A verbatim copy of the records is required, with all pictures left out.

Source data
*****

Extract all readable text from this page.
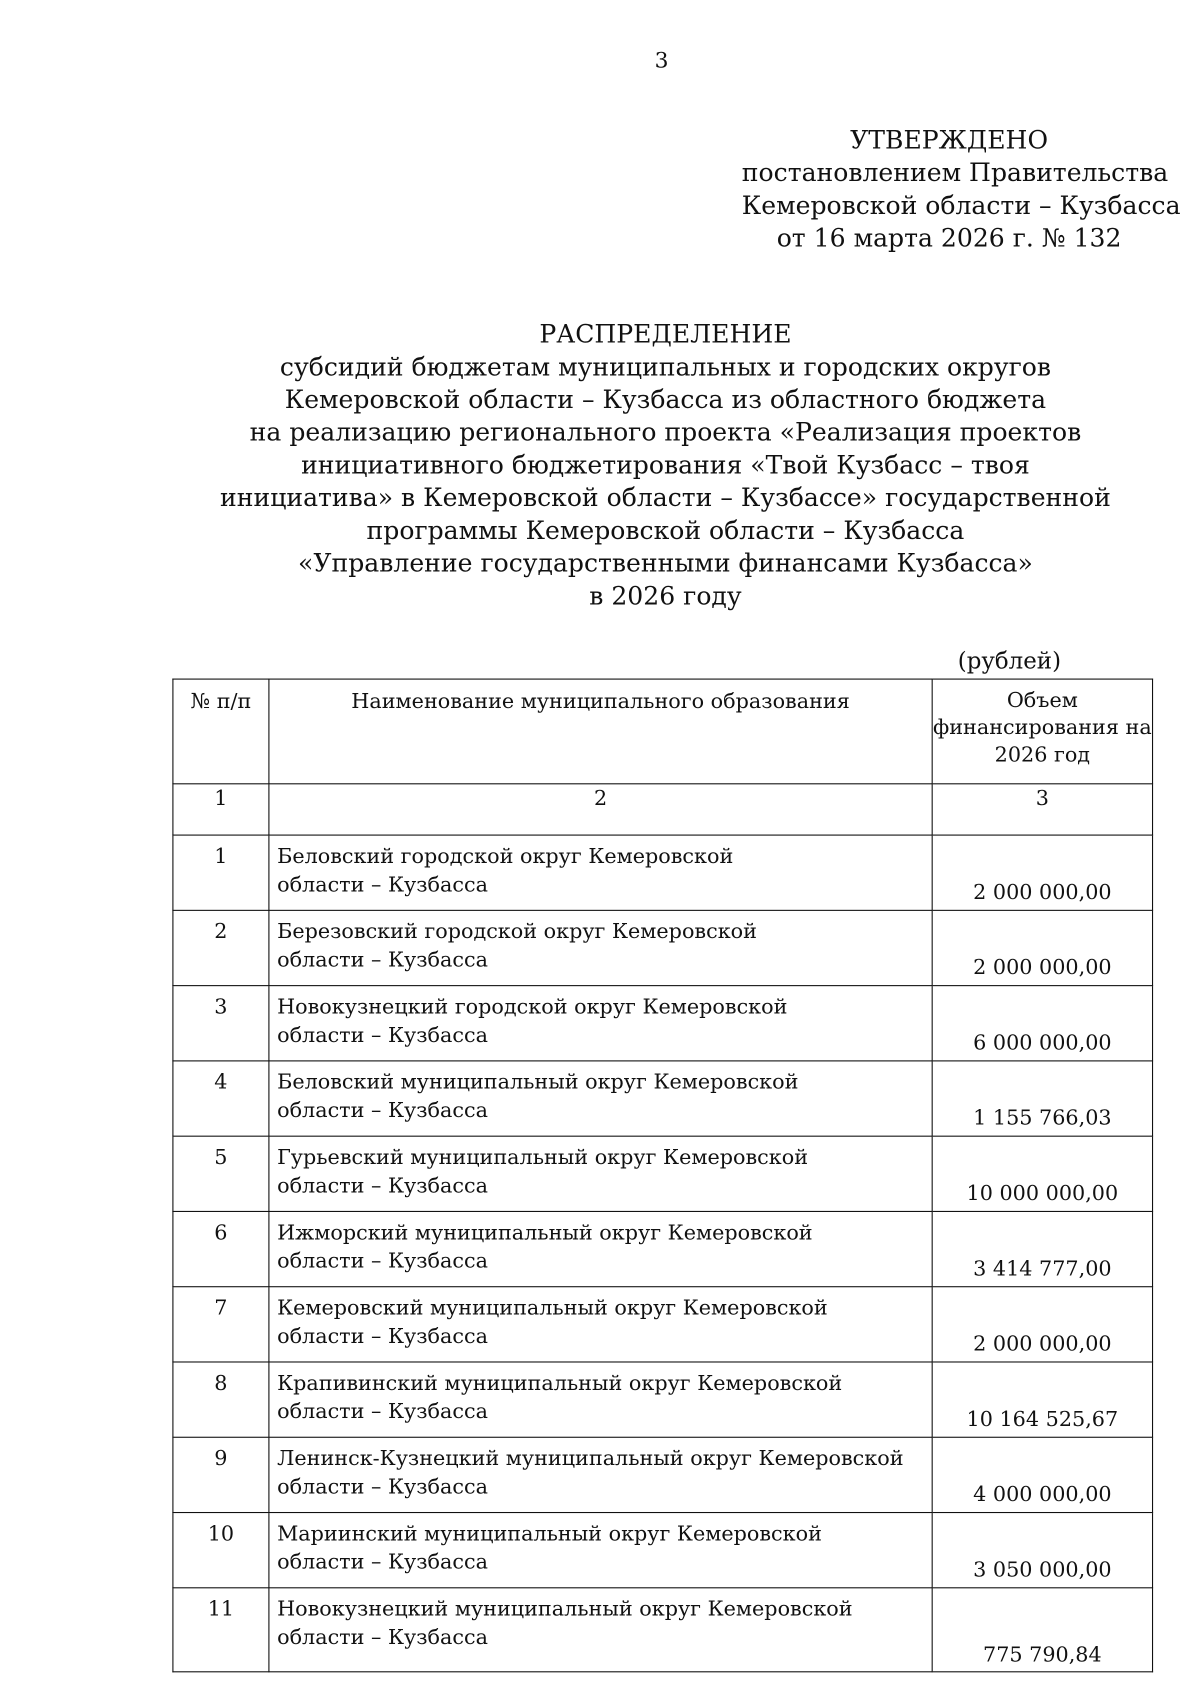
3
УТВЕРЖДЕНО
постановлением Правительства
Кемеровской области – Кузбасса
от 16 марта 2026 г. № 132
РАСПРЕДЕЛЕНИЕ
субсидий бюджетам муниципальных и городских округов
Кемеровской области – Кузбасса из областного бюджета
на реализацию регионального проекта «Реализация проектов
инициативного бюджетирования «Твой Кузбасс – твоя
инициатива» в Кемеровской области – Кузбассе» государственной
программы Кемеровской области – Кузбасса
«Управление государственными финансами Кузбасса»
в 2026 году
(рублей)
№ п/п	Наименование муниципального образования	Объем
финансирования на
2026 год

1	2	3
1	Беловский городской округ Кемеровской
области – Кузбасса	2 000 000,00
2	Березовский городской округ Кемеровской
области – Кузбасса	2 000 000,00
3	Новокузнецкий городской округ Кемеровской
области – Кузбасса	6 000 000,00
4	Беловский муниципальный округ Кемеровской
области – Кузбасса	1 155 766,03
5	Гурьевский муниципальный округ Кемеровской
области – Кузбасса	10 000 000,00
6	Ижморский муниципальный округ Кемеровской
области – Кузбасса	3 414 777,00
7	Кемеровский муниципальный округ Кемеровской
области – Кузбасса	2 000 000,00
8	Крапивинский муниципальный округ Кемеровской
области – Кузбасса	10 164 525,67
9	Ленинск-Кузнецкий муниципальный округ Кемеровской
области – Кузбасса	4 000 000,00
10	Мариинский муниципальный округ Кемеровской
области – Кузбасса	3 050 000,00
11	Новокузнецкий муниципальный округ Кемеровской
области – Кузбасса	775 790,84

*****

> **COMPLETE OUTPUT**
Extract all readable text from this page.
3
УТВЕРЖДЕНО
постановлением Правительства
Кемеровской области – Кузбасса
от 16 марта 2026 г. № 132
РАСПРЕДЕЛЕНИЕ
субсидий бюджетам муниципальных и городских округов
Кемеровской области – Кузбасса из областного бюджета
на реализацию регионального проекта «Реализация проектов
инициативного бюджетирования «Твой Кузбасс – твоя
инициатива» в Кемеровской области – Кузбассе» государственной
программы Кемеровской области – Кузбасса
«Управление государственными финансами Кузбасса»
в 2026 году
(рублей)
№ п/п	Наименование муниципального образования	Объем
финансирования на
2026 год

1	2	3
1	Беловский городской округ Кемеровской
области – Кузбасса	2 000 000,00
2	Березовский городской округ Кемеровской
области – Кузбасса	2 000 000,00
3	Новокузнецкий городской округ Кемеровской
области – Кузбасса	6 000 000,00
4	Беловский муниципальный округ Кемеровской
области – Кузбасса	1 155 766,03
5	Гурьевский муниципальный округ Кемеровской
области – Кузбасса	10 000 000,00
6	Ижморский муниципальный округ Кемеровской
области – Кузбасса	3 414 777,00
7	Кемеровский муниципальный округ Кемеровской
области – Кузбасса	2 000 000,00
8	Крапивинский муниципальный округ Кемеровской
области – Кузбасса	10 164 525,67
9	Ленинск-Кузнецкий муниципальный округ Кемеровской
области – Кузбасса	4 000 000,00
10	Мариинский муниципальный округ Кемеровской
области – Кузбасса	3 050 000,00
11	Новокузнецкий муниципальный округ Кемеровской
области – Кузбасса	775 790,84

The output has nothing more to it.